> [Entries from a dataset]

★ ★ ★ ★

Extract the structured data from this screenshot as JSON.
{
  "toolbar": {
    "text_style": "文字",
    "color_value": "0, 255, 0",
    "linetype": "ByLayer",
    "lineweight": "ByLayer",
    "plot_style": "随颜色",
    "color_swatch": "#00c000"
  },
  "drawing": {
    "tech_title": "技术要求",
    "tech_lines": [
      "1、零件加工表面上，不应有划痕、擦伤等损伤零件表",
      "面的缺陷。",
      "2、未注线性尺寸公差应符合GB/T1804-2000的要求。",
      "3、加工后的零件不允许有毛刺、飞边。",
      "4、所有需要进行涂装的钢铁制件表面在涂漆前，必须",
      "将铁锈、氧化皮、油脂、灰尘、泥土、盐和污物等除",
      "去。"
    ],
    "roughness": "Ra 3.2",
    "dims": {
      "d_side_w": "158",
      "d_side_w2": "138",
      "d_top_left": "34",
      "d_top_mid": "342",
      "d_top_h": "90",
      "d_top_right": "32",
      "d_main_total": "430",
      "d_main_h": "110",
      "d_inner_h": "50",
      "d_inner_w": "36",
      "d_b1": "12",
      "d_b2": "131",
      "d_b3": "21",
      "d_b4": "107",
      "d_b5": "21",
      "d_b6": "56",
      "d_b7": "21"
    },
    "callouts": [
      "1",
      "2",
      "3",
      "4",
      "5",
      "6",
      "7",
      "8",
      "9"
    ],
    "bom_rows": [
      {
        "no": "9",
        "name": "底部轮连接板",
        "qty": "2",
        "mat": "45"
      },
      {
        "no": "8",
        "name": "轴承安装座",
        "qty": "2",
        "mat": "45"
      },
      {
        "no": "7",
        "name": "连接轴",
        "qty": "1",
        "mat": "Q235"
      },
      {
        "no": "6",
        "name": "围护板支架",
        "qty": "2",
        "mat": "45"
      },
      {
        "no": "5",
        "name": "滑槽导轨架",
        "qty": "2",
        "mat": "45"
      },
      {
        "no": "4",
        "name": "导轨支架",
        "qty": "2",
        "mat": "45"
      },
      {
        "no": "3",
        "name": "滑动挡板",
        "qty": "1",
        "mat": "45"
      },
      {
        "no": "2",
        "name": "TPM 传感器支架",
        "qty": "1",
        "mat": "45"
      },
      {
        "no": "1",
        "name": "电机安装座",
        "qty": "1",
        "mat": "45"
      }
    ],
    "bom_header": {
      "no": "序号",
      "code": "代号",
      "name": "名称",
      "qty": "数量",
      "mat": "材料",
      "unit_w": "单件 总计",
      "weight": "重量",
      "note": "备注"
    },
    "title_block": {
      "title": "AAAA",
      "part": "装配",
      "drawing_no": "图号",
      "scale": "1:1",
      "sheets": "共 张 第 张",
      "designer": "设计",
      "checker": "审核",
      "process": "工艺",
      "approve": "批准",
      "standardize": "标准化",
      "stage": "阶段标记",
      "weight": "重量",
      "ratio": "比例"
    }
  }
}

★ ★ ★ ★

> [Written problem]
Pull every line containing the word "name" out of the material and copy it.

> [Full response]
        "name": "底部轮连接板",
        "name": "轴承安装座",
        "name": "连接轴",
        "name": "围护板支架",
        "name": "滑槽导轨架",
        "name": "导轨支架",
        "name": "滑动挡板",
        "name": "TPM 传感器支架",
        "name": "电机安装座",
      "name": "名称",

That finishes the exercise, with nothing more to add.